──────── Source material ────────

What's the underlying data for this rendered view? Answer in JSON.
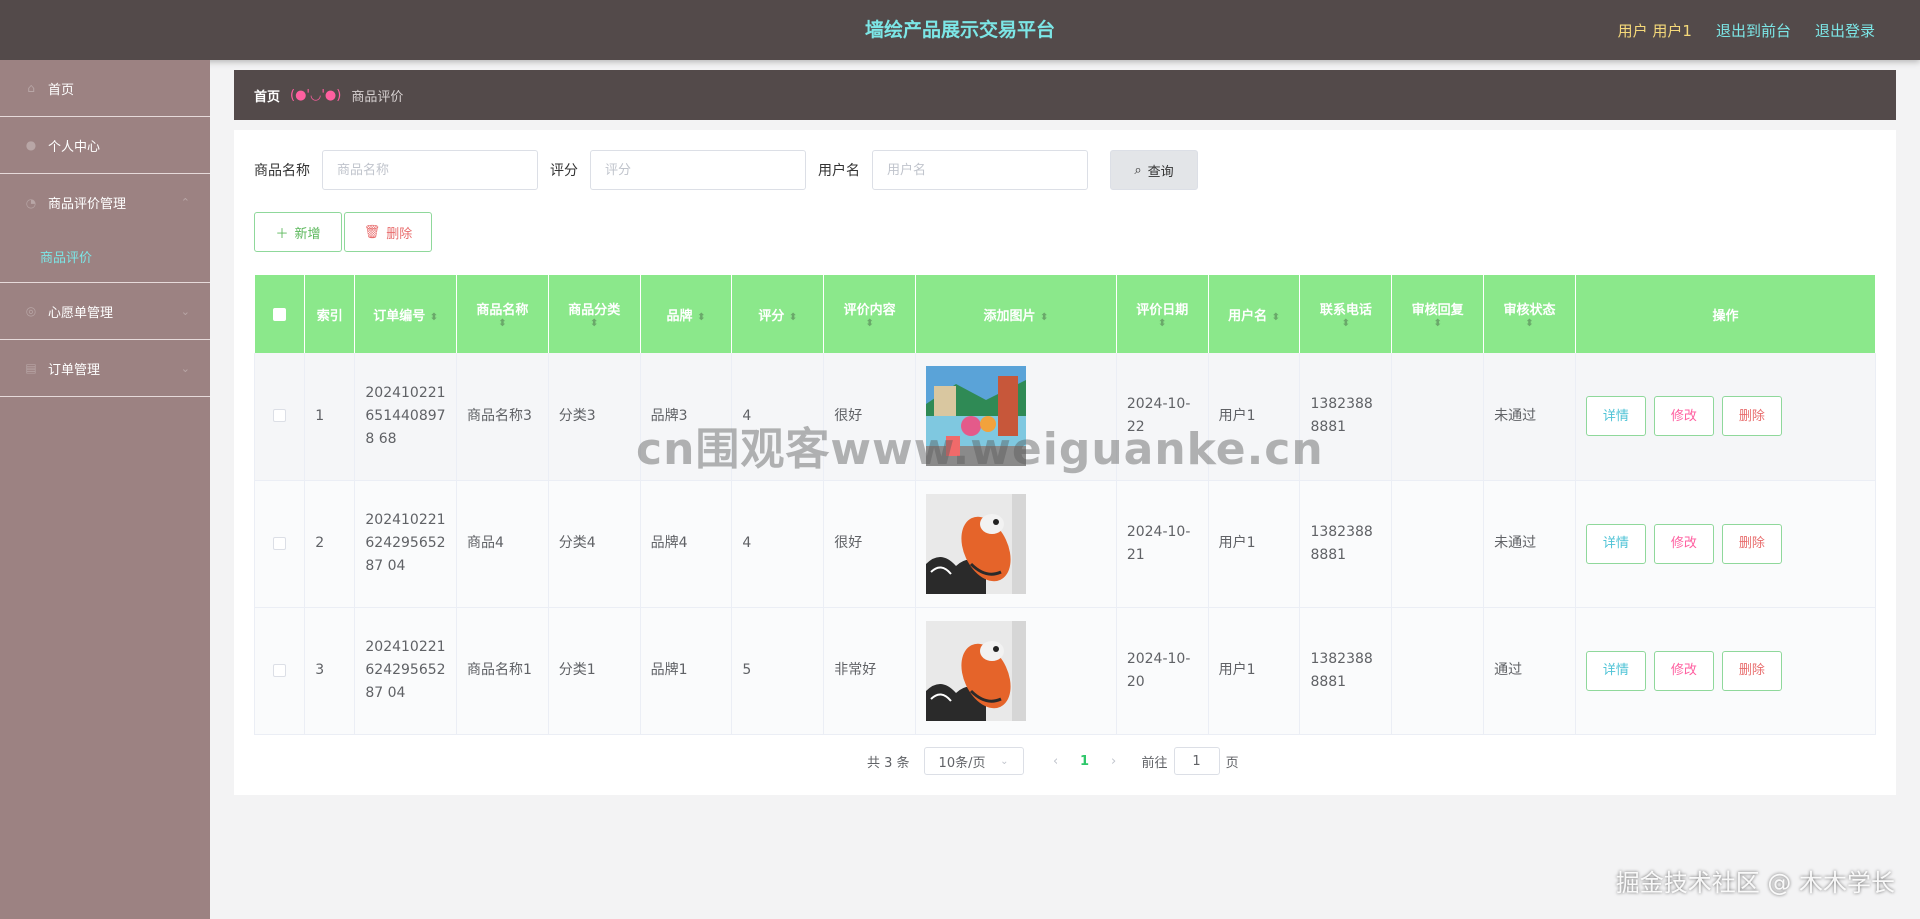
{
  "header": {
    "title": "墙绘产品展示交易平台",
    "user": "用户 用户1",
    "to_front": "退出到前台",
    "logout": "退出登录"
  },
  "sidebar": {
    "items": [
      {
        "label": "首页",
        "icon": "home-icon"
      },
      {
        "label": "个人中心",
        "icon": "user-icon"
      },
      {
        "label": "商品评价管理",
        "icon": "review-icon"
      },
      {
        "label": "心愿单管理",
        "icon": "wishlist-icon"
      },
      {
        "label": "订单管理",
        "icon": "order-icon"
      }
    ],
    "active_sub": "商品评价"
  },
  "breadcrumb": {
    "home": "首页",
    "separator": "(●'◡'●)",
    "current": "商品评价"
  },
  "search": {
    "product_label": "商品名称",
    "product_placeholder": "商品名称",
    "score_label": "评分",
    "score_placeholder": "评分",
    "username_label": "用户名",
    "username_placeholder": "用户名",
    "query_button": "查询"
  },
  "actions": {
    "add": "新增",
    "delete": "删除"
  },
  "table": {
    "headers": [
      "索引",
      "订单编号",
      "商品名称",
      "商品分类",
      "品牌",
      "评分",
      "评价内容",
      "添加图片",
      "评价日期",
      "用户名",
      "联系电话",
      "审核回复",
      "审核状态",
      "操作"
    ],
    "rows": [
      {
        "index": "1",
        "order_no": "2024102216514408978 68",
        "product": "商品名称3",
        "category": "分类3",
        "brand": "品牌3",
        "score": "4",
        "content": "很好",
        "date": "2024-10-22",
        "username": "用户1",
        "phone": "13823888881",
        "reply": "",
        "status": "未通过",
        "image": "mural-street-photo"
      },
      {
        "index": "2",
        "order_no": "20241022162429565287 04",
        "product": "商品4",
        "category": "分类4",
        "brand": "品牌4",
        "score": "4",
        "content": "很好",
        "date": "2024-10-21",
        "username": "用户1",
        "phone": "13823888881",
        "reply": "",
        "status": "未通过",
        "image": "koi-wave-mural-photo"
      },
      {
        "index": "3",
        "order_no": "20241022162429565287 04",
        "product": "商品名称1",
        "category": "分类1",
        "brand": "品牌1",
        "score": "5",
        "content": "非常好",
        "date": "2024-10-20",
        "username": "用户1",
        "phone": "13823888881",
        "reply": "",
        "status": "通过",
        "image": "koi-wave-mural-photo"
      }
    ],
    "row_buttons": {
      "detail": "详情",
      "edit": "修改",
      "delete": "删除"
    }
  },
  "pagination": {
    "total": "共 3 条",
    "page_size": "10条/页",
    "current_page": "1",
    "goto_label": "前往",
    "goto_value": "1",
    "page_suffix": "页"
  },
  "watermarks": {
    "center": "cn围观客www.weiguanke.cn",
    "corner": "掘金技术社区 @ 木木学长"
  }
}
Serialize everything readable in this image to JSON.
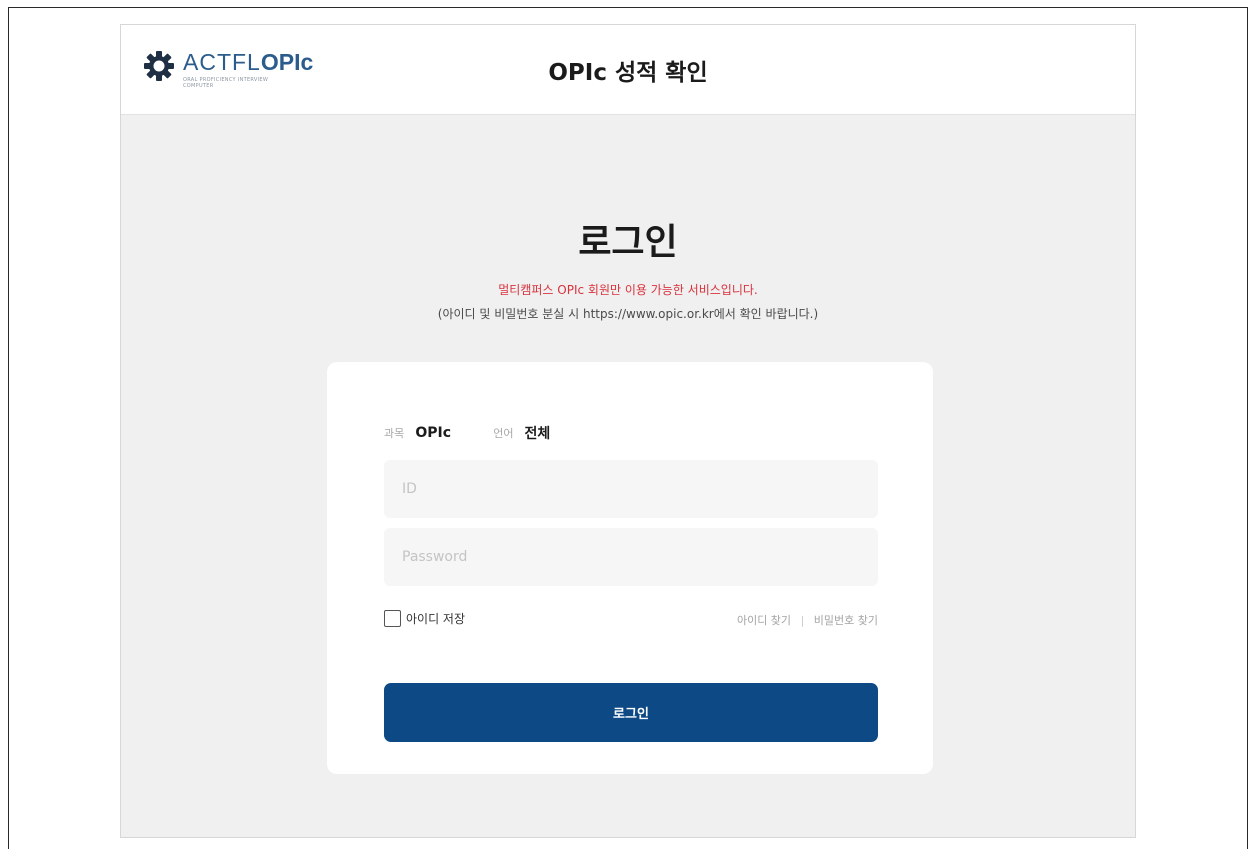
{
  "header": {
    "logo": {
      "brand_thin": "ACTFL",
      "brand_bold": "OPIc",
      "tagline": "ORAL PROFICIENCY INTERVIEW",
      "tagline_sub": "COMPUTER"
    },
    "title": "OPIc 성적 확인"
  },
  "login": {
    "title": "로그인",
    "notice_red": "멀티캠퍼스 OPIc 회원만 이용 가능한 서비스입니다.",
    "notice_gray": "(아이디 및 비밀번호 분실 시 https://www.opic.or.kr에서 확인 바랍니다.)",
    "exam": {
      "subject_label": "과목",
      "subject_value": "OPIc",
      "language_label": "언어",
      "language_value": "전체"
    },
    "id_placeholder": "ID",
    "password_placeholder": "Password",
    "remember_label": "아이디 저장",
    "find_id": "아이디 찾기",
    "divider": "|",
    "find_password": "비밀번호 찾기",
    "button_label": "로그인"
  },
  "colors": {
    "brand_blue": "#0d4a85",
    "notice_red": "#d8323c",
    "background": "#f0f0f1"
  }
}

────────

What comes back should match the records exactly, minus any pictures.

Problem solution.
What's the underlying data for this rendered view? Answer in JSON.
{
  "header": {
    "title": "墙绘产品展示交易平台",
    "user": "用户 用户1",
    "to_front": "退出到前台",
    "logout": "退出登录"
  },
  "sidebar": {
    "items": [
      {
        "label": "首页",
        "icon": "home-icon"
      },
      {
        "label": "个人中心",
        "icon": "user-icon"
      },
      {
        "label": "商品评价管理",
        "icon": "review-icon"
      },
      {
        "label": "心愿单管理",
        "icon": "wishlist-icon"
      },
      {
        "label": "订单管理",
        "icon": "order-icon"
      }
    ],
    "active_sub": "商品评价"
  },
  "breadcrumb": {
    "home": "首页",
    "separator": "(●'◡'●)",
    "current": "商品评价"
  },
  "search": {
    "product_label": "商品名称",
    "product_placeholder": "商品名称",
    "score_label": "评分",
    "score_placeholder": "评分",
    "username_label": "用户名",
    "username_placeholder": "用户名",
    "query_button": "查询"
  },
  "actions": {
    "add": "新增",
    "delete": "删除"
  },
  "table": {
    "headers": [
      "索引",
      "订单编号",
      "商品名称",
      "商品分类",
      "品牌",
      "评分",
      "评价内容",
      "添加图片",
      "评价日期",
      "用户名",
      "联系电话",
      "审核回复",
      "审核状态",
      "操作"
    ],
    "rows": [
      {
        "index": "1",
        "order_no": "2024102216514408978 68",
        "product": "商品名称3",
        "category": "分类3",
        "brand": "品牌3",
        "score": "4",
        "content": "很好",
        "date": "2024-10-22",
        "username": "用户1",
        "phone": "13823888881",
        "reply": "",
        "status": "未通过",
        "image": "mural-street-photo"
      },
      {
        "index": "2",
        "order_no": "20241022162429565287 04",
        "product": "商品4",
        "category": "分类4",
        "brand": "品牌4",
        "score": "4",
        "content": "很好",
        "date": "2024-10-21",
        "username": "用户1",
        "phone": "13823888881",
        "reply": "",
        "status": "未通过",
        "image": "koi-wave-mural-photo"
      },
      {
        "index": "3",
        "order_no": "20241022162429565287 04",
        "product": "商品名称1",
        "category": "分类1",
        "brand": "品牌1",
        "score": "5",
        "content": "非常好",
        "date": "2024-10-20",
        "username": "用户1",
        "phone": "13823888881",
        "reply": "",
        "status": "通过",
        "image": "koi-wave-mural-photo"
      }
    ],
    "row_buttons": {
      "detail": "详情",
      "edit": "修改",
      "delete": "删除"
    }
  },
  "pagination": {
    "total": "共 3 条",
    "page_size": "10条/页",
    "current_page": "1",
    "goto_label": "前往",
    "goto_value": "1",
    "page_suffix": "页"
  },
  "watermarks": {
    "center": "cn围观客www.weiguanke.cn",
    "corner": "掘金技术社区 @ 木木学长"
  }
}
Serialize everything readable in this image to JSON.
{
  "header": {
    "logo": {
      "brand_thin": "ACTFL",
      "brand_bold": "OPIc",
      "tagline": "ORAL PROFICIENCY INTERVIEW",
      "tagline_sub": "COMPUTER"
    },
    "title": "OPIc 성적 확인"
  },
  "login": {
    "title": "로그인",
    "notice_red": "멀티캠퍼스 OPIc 회원만 이용 가능한 서비스입니다.",
    "notice_gray": "(아이디 및 비밀번호 분실 시 https://www.opic.or.kr에서 확인 바랍니다.)",
    "exam": {
      "subject_label": "과목",
      "subject_value": "OPIc",
      "language_label": "언어",
      "language_value": "전체"
    },
    "id_placeholder": "ID",
    "password_placeholder": "Password",
    "remember_label": "아이디 저장",
    "find_id": "아이디 찾기",
    "divider": "|",
    "find_password": "비밀번호 찾기",
    "button_label": "로그인"
  },
  "colors": {
    "brand_blue": "#0d4a85",
    "notice_red": "#d8323c",
    "background": "#f0f0f1"
  }
}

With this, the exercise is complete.